* **What is asked**: Would you write out the entries below, every one of them, exactly?

* **Records provided**:
** BEGIN **

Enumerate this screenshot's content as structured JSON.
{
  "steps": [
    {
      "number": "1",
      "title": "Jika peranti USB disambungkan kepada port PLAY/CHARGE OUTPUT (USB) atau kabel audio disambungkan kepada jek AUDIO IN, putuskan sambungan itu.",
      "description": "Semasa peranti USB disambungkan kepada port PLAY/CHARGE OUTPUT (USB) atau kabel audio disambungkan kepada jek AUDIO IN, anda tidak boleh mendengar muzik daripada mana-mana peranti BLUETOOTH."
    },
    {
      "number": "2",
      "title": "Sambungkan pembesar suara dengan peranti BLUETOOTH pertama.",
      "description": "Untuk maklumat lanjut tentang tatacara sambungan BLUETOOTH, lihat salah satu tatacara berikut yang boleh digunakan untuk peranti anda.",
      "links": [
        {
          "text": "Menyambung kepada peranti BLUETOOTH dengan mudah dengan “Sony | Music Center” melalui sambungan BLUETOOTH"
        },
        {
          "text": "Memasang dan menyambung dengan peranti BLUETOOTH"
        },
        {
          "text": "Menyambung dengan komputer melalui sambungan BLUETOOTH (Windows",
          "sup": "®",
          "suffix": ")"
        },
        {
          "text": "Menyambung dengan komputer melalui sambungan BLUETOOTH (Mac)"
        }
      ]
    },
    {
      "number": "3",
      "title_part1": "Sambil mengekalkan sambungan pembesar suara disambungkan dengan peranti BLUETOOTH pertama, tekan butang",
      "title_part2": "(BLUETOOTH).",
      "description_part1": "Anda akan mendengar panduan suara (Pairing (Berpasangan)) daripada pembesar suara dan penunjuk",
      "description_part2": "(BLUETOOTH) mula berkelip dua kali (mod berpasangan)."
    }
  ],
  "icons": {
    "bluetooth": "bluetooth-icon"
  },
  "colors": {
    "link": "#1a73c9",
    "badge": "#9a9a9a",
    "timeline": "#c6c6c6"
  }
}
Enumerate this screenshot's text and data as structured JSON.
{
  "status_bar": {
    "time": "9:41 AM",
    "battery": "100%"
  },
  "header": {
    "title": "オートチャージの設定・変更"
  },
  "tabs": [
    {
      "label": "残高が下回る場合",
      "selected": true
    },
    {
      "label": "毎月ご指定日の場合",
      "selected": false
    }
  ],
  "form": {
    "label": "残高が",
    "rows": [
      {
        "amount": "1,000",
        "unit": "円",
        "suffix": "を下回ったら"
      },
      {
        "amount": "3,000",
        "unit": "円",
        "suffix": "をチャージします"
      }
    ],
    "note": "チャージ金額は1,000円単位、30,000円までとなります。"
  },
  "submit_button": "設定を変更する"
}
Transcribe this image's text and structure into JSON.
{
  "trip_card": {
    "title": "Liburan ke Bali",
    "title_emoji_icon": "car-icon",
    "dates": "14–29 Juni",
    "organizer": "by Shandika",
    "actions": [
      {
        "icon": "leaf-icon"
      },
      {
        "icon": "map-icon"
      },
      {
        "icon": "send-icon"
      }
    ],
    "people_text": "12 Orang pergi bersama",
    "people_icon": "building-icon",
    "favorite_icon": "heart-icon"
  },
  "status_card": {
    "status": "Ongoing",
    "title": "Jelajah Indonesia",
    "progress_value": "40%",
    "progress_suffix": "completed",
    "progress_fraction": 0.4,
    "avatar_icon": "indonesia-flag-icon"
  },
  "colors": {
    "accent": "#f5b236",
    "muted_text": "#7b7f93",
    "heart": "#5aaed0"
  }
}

** END **

* **Reply**:
Enumerate this screenshot's content as structured JSON.
{
  "steps": [
    {
      "number": "1",
      "title": "Jika peranti USB disambungkan kepada port PLAY/CHARGE OUTPUT (USB) atau kabel audio disambungkan kepada jek AUDIO IN, putuskan sambungan itu.",
      "description": "Semasa peranti USB disambungkan kepada port PLAY/CHARGE OUTPUT (USB) atau kabel audio disambungkan kepada jek AUDIO IN, anda tidak boleh mendengar muzik daripada mana-mana peranti BLUETOOTH."
    },
    {
      "number": "2",
      "title": "Sambungkan pembesar suara dengan peranti BLUETOOTH pertama.",
      "description": "Untuk maklumat lanjut tentang tatacara sambungan BLUETOOTH, lihat salah satu tatacara berikut yang boleh digunakan untuk peranti anda.",
      "links": [
        {
          "text": "Menyambung kepada peranti BLUETOOTH dengan mudah dengan “Sony | Music Center” melalui sambungan BLUETOOTH"
        },
        {
          "text": "Memasang dan menyambung dengan peranti BLUETOOTH"
        },
        {
          "text": "Menyambung dengan komputer melalui sambungan BLUETOOTH (Windows",
          "sup": "®",
          "suffix": ")"
        },
        {
          "text": "Menyambung dengan komputer melalui sambungan BLUETOOTH (Mac)"
        }
      ]
    },
    {
      "number": "3",
      "title_part1": "Sambil mengekalkan sambungan pembesar suara disambungkan dengan peranti BLUETOOTH pertama, tekan butang",
      "title_part2": "(BLUETOOTH).",
      "description_part1": "Anda akan mendengar panduan suara (Pairing (Berpasangan)) daripada pembesar suara dan penunjuk",
      "description_part2": "(BLUETOOTH) mula berkelip dua kali (mod berpasangan)."
    }
  ],
  "icons": {
    "bluetooth": "bluetooth-icon"
  },
  "colors": {
    "link": "#1a73c9",
    "badge": "#9a9a9a",
    "timeline": "#c6c6c6"
  }
}
Enumerate this screenshot's text and data as structured JSON.
{
  "status_bar": {
    "time": "9:41 AM",
    "battery": "100%"
  },
  "header": {
    "title": "オートチャージの設定・変更"
  },
  "tabs": [
    {
      "label": "残高が下回る場合",
      "selected": true
    },
    {
      "label": "毎月ご指定日の場合",
      "selected": false
    }
  ],
  "form": {
    "label": "残高が",
    "rows": [
      {
        "amount": "1,000",
        "unit": "円",
        "suffix": "を下回ったら"
      },
      {
        "amount": "3,000",
        "unit": "円",
        "suffix": "をチャージします"
      }
    ],
    "note": "チャージ金額は1,000円単位、30,000円までとなります。"
  },
  "submit_button": "設定を変更する"
}
Transcribe this image's text and structure into JSON.
{
  "trip_card": {
    "title": "Liburan ke Bali",
    "title_emoji_icon": "car-icon",
    "dates": "14–29 Juni",
    "organizer": "by Shandika",
    "actions": [
      {
        "icon": "leaf-icon"
      },
      {
        "icon": "map-icon"
      },
      {
        "icon": "send-icon"
      }
    ],
    "people_text": "12 Orang pergi bersama",
    "people_icon": "building-icon",
    "favorite_icon": "heart-icon"
  },
  "status_card": {
    "status": "Ongoing",
    "title": "Jelajah Indonesia",
    "progress_value": "40%",
    "progress_suffix": "completed",
    "progress_fraction": 0.4,
    "avatar_icon": "indonesia-flag-icon"
  },
  "colors": {
    "accent": "#f5b236",
    "muted_text": "#7b7f93",
    "heart": "#5aaed0"
  }
}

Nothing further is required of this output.